(THE EXERCISE)
Go through the data below and copy it exactly, skipping every picture.

Begin MATERIAL SHOWN

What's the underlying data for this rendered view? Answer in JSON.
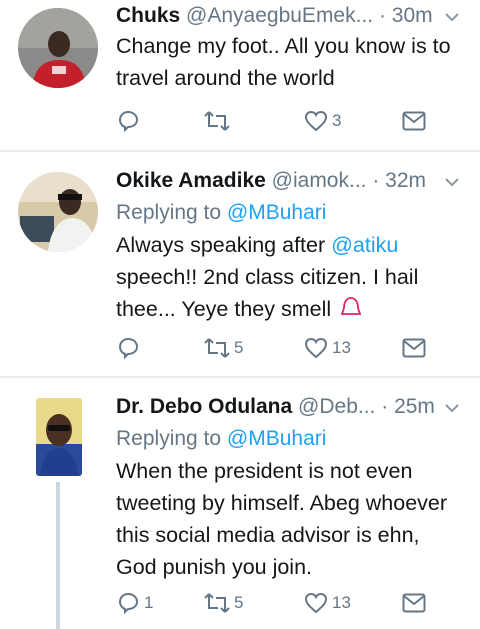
{
  "tweets": [
    {
      "name": "Chuks",
      "handle": "@AnyaegbuEmek...",
      "sep": " · ",
      "time": "30m",
      "replying_label": "",
      "replying_to": "",
      "body": "Change my foot.. All you know is to travel around the world",
      "reply_count": "",
      "retweet_count": "",
      "like_count": "3"
    },
    {
      "name": "Okike Amadike",
      "handle": "@iamok...",
      "sep": " · ",
      "time": "32m",
      "replying_label": "Replying to",
      "replying_to": "@MBuhari",
      "body_pre": "Always speaking after ",
      "body_mention": "@atiku",
      "body_post": " speech!!  2nd class citizen. I hail thee...  Yeye they smell",
      "reply_count": "",
      "retweet_count": "5",
      "like_count": "13"
    },
    {
      "name": "Dr. Debo Odulana",
      "handle": "@Deb...",
      "sep": " · ",
      "time": "25m",
      "replying_label": "Replying to",
      "replying_to": "@MBuhari",
      "body": "When the president is not even tweeting by himself. Abeg whoever this social media advisor is ehn, God punish you join.",
      "reply_count": "1",
      "retweet_count": "5",
      "like_count": "13"
    }
  ],
  "icons": [
    "reply-icon",
    "retweet-icon",
    "like-icon",
    "message-icon",
    "chevron-down-icon",
    "bell-icon"
  ],
  "colors": {
    "link": "#1da1f2",
    "muted": "#657786",
    "text": "#14171a",
    "divider": "#e6ecf0",
    "bell": "#e0245e"
  }
}
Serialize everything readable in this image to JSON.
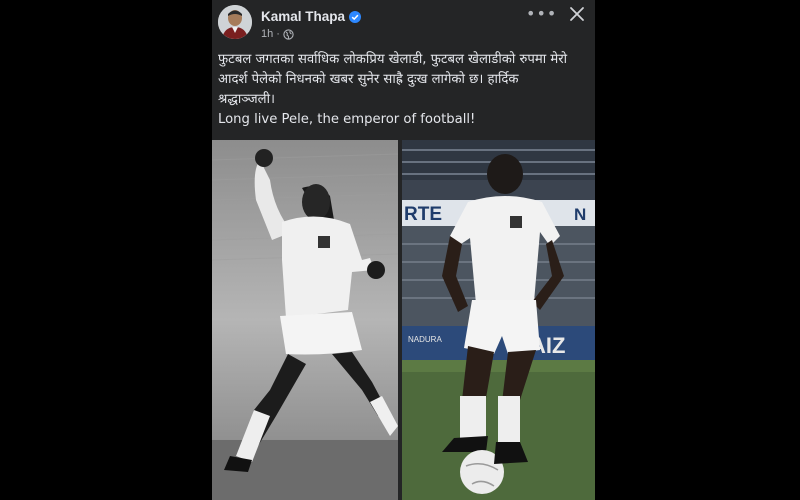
{
  "post": {
    "author": "Kamal Thapa",
    "time": "1h",
    "meta_separator": "·",
    "caption_lines": [
      "फुटबल जगतका सर्वाधिक लोकप्रिय खेलाडी, फुटबल खेलाडीको रुपमा मेरो",
      "आदर्श पेलेको निधनको खबर सुनेर साह्रै दुःख लागेको छ। हार्दिक",
      "श्रद्धाञ्जली।",
      "Long live Pele, the emperor of football!"
    ],
    "more_label": "•••",
    "right_photo_banner_left": "RTE",
    "right_photo_banner_right": "N",
    "right_photo_sign": "AIZ",
    "right_photo_sign_small": "NADURA"
  },
  "icons": {
    "verified": "verified-badge-icon",
    "audience": "globe-icon",
    "more": "more-options-icon",
    "close": "close-icon"
  },
  "colors": {
    "background": "#000000",
    "card": "#242526",
    "text": "#e4e6eb",
    "secondary_text": "#b0b3b8",
    "verified": "#2d88ff"
  }
}
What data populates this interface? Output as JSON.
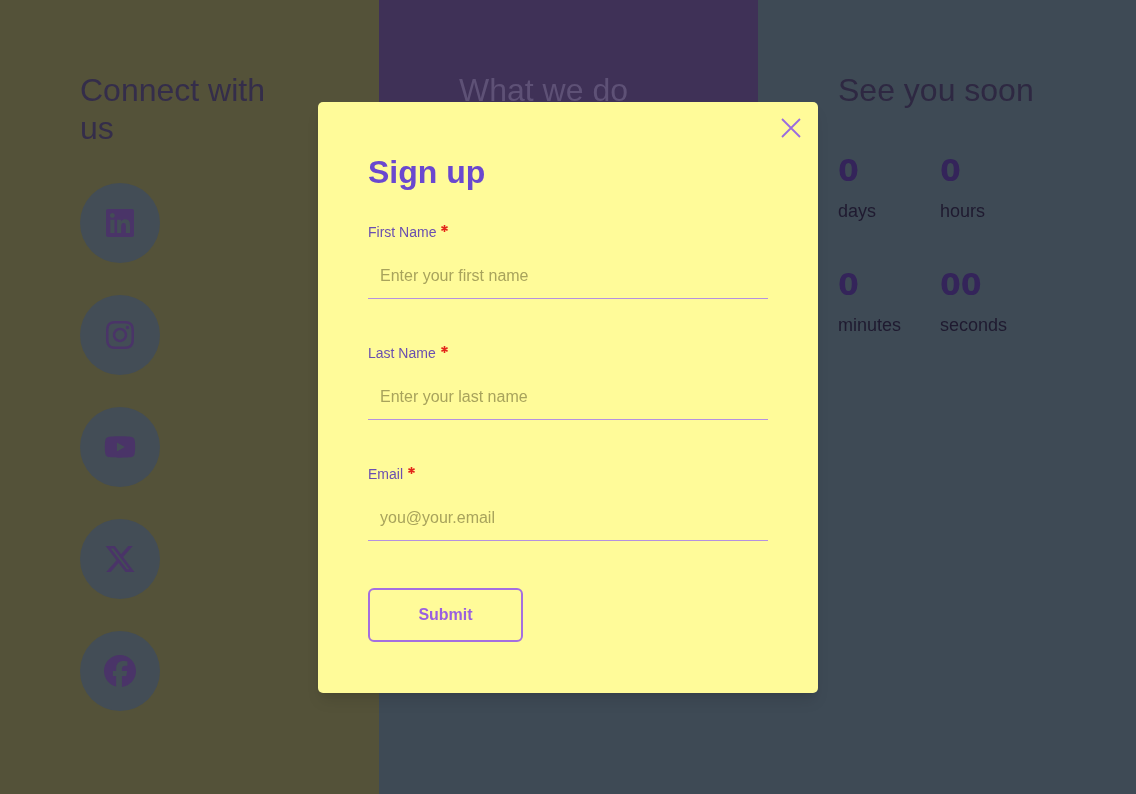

End MATERIAL SHOWN

(TASK RESPONSE)
What's the underlying data for this rendered view? Answer in JSON.
{
  "tweets": [
    {
      "name": "Chuks",
      "handle": "@AnyaegbuEmek...",
      "sep": " · ",
      "time": "30m",
      "replying_label": "",
      "replying_to": "",
      "body": "Change my foot.. All you know is to travel around the world",
      "reply_count": "",
      "retweet_count": "",
      "like_count": "3"
    },
    {
      "name": "Okike Amadike",
      "handle": "@iamok...",
      "sep": " · ",
      "time": "32m",
      "replying_label": "Replying to",
      "replying_to": "@MBuhari",
      "body_pre": "Always speaking after ",
      "body_mention": "@atiku",
      "body_post": " speech!!  2nd class citizen. I hail thee...  Yeye they smell",
      "reply_count": "",
      "retweet_count": "5",
      "like_count": "13"
    },
    {
      "name": "Dr. Debo Odulana",
      "handle": "@Deb...",
      "sep": " · ",
      "time": "25m",
      "replying_label": "Replying to",
      "replying_to": "@MBuhari",
      "body": "When the president is not even tweeting by himself. Abeg whoever this social media advisor is ehn, God punish you join.",
      "reply_count": "1",
      "retweet_count": "5",
      "like_count": "13"
    }
  ],
  "icons": [
    "reply-icon",
    "retweet-icon",
    "like-icon",
    "message-icon",
    "chevron-down-icon",
    "bell-icon"
  ],
  "colors": {
    "link": "#1da1f2",
    "muted": "#657786",
    "text": "#14171a",
    "divider": "#e6ecf0",
    "bell": "#e0245e"
  }
}
Serialize everything readable in this image to JSON.
{
  "post": {
    "author": "Kamal Thapa",
    "time": "1h",
    "meta_separator": "·",
    "caption_lines": [
      "फुटबल जगतका सर्वाधिक लोकप्रिय खेलाडी, फुटबल खेलाडीको रुपमा मेरो",
      "आदर्श पेलेको निधनको खबर सुनेर साह्रै दुःख लागेको छ। हार्दिक",
      "श्रद्धाञ्जली।",
      "Long live Pele, the emperor of football!"
    ],
    "more_label": "•••",
    "right_photo_banner_left": "RTE",
    "right_photo_banner_right": "N",
    "right_photo_sign": "AIZ",
    "right_photo_sign_small": "NADURA"
  },
  "icons": {
    "verified": "verified-badge-icon",
    "audience": "globe-icon",
    "more": "more-options-icon",
    "close": "close-icon"
  },
  "colors": {
    "background": "#000000",
    "card": "#242526",
    "text": "#e4e6eb",
    "secondary_text": "#b0b3b8",
    "verified": "#2d88ff"
  }
}
What data populates this interface? Output as JSON.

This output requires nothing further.